• [Consigna]: Retoma el texto sobre las deudas judiciales de las municipalidades de Pacasmayo y Chepén y continúalo a partir de su última oración.

• [Fragmento del documento]:

···

Costos de la Arbitrariedad



Buena parte de las municipalidades de las provincias de Pacasmayo y Chepén hacen frente a elevados desembolsos anuales de dinero para poder cumplir con las sentencias derivadas de procesos judiciales de naturaleza diversa. La mayoría son juicios entablados por trabajadores que denunciaron haber sido despedidos arbitrariamente.

Otras deudas provienen de juicios de empresas constructoras a las cuales se les rescinde contratos por causales cuestionables. Hay juicios promovidos por proveedores que prestaron servicios y se les niega el pago por sospecha de pactos irregulares que no llegan a acreditarse.

En todos los casos, el común denominador para concluir en la vía judicial es el incumplimiento de honrar la deuda. Trabajador que se siente afectado por despido arbitrario o proveedor que es burlado y se le desvincula del contrato, sabe que tiene expedita la vía judicial donde ganará. Ganará, porque el Estado –del que forman parte las municipalidades- siempre pierde.

Las municipalidades de San Pedro de Lloc, Pacasmayo, Chepén así como la de Guadalupe arrastran desde gestiones anteriores ese pasivo, al cual han añadido los de su propia cosecha. Esos hechos originan un forado en la economía municipal, pues tiene que, forzosamente, cumplirse con el pago que corresponde a los afectados. Los pueblos son burlados en su derecho a que se administren bien sus recursos presupuestales.

···

• [Material extraído]:
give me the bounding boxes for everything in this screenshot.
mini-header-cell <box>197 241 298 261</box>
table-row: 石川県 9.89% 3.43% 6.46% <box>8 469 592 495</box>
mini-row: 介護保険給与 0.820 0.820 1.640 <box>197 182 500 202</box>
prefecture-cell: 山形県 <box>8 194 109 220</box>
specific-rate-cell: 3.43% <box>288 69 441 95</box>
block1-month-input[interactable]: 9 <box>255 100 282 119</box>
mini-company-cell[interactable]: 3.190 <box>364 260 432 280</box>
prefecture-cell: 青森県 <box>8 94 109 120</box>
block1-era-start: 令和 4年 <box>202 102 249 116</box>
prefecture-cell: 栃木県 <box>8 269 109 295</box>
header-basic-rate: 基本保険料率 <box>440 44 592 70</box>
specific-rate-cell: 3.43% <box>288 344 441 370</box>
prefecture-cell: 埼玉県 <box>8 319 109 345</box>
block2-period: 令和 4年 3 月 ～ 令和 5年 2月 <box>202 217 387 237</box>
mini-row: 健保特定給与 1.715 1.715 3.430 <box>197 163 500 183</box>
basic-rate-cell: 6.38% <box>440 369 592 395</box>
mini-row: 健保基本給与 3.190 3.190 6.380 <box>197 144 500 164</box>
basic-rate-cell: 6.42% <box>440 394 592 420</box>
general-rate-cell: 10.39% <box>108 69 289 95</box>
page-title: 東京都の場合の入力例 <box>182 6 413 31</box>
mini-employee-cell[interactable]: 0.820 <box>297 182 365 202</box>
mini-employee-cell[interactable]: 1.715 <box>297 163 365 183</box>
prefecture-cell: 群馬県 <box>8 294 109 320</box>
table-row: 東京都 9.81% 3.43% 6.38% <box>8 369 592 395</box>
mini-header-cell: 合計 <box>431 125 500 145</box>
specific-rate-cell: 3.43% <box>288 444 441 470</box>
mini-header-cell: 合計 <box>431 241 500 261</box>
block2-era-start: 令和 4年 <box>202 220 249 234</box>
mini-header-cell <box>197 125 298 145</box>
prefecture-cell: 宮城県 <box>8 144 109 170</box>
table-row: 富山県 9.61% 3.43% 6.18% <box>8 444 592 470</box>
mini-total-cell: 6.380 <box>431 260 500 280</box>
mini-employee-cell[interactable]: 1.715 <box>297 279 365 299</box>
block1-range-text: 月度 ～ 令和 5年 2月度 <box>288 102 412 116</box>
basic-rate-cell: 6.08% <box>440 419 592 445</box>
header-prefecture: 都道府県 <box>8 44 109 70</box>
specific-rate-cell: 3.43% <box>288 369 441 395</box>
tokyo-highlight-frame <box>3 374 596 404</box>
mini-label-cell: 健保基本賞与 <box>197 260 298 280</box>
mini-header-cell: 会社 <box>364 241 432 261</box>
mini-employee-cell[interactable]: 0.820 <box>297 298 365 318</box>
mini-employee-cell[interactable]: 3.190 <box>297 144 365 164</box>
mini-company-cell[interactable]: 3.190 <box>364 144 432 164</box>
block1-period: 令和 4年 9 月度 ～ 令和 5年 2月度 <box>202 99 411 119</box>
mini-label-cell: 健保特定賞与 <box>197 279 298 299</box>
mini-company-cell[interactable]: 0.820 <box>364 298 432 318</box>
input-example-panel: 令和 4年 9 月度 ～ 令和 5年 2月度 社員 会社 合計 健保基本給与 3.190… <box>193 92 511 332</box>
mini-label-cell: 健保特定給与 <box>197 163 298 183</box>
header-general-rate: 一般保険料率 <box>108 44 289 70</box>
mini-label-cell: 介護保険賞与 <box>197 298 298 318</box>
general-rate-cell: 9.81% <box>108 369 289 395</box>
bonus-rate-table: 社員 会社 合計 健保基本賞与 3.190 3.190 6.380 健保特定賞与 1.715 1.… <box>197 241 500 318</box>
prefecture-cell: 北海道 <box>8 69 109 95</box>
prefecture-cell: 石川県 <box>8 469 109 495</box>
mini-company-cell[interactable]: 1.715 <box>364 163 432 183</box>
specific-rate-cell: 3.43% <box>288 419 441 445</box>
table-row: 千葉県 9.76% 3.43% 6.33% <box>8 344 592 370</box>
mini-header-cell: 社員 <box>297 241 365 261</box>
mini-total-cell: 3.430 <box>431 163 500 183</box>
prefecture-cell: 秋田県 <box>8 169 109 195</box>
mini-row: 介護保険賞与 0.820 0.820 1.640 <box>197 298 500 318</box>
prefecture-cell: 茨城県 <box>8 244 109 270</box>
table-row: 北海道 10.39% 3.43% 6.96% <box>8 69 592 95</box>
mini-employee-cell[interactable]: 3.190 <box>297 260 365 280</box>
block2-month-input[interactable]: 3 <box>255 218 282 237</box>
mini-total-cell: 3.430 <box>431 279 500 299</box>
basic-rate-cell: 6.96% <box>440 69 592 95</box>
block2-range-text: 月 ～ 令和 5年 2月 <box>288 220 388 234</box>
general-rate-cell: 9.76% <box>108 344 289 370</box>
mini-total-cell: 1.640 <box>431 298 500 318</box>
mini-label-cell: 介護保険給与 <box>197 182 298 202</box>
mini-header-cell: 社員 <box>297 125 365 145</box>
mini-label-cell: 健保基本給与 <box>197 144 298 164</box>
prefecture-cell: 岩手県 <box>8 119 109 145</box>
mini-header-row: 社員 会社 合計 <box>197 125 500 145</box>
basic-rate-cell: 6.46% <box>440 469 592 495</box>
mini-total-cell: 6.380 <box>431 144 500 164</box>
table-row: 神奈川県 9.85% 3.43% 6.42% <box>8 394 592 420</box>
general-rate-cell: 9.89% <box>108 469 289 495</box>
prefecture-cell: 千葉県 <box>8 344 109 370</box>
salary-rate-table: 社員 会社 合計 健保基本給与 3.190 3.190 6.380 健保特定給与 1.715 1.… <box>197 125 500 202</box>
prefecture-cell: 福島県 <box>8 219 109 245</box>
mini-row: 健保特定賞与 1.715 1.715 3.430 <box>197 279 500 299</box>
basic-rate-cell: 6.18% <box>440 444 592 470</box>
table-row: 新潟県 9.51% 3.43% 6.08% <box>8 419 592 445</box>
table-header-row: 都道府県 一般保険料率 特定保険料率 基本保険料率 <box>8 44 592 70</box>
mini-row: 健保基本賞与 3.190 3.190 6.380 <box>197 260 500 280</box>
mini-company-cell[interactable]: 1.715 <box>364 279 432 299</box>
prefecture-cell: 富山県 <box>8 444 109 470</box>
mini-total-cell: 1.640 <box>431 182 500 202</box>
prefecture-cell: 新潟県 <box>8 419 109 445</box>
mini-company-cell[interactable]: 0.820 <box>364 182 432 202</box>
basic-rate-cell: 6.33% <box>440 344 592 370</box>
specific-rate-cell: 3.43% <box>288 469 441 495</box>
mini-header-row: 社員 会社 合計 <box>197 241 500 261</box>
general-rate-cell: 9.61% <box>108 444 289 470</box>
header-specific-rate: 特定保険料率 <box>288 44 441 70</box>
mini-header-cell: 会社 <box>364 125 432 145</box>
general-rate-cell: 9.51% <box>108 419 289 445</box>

···

• [Ejercicio resuelto]:
No es posible que se continúe con ese tipo de acciones, botar  a unos para hacer ingresar a quienes apoyaron la campaña electoral, son amiguísimos del alcalde o de los regidores. Cada despido arbitrario tiene un altísimo costo que perjudica a la ciudad.

Lo mismo ocurre en la Junta de Usuarios Jequetepeque donde cada nueva administración que asumía funciones cae en la tentación de despedir a trabajadores que no son de su simpatía; despiden sin que exista motivo, razón por la cual los agraviados concurren a la instancia pertinente y ganan. Obtienen fallos judiciales que les reconocen pago de sus derechos, intereses y otros conceptos que suman elevadas cantidades según el caso, lo cual se agrava por no existir nada que justifique la arbitrariedad.

Cuánto dinero se ha perdido, se pierde y se seguirá perdiendo por la mala actuación de autoridades de turno. Son hechos que no deberían quedar como solo actos de prepotencia y abuso, sino que debería sancionarse a quienes resulten responsables de su comisión. No debe continuar esa corriente de impunidad de botar por botar, afectar la economía de la institución que gobiernan y los autores de la arbitrariedad -responsables del agravio económico- queden sin castigo. Despilfarran los dineros que se les encarga cuidar, lo cual deberían hacer escrupulosa y responsablemente bien.

Debería legislarse sobre el particular para establecer responsabilidades y obligar al resarcimiento a los que provoquen ese enorme perjuicio económico a sus pueblos y a sus instituciones. Se debería obligar a que, establecida la arbitrariedad, las consecuencias deberían asumirla con su propio patrimonio o en todo caso seguirles un proceso sancionador para inhabilitarlos de por vida. No merecen la confianza que se les concedió al elegirlos.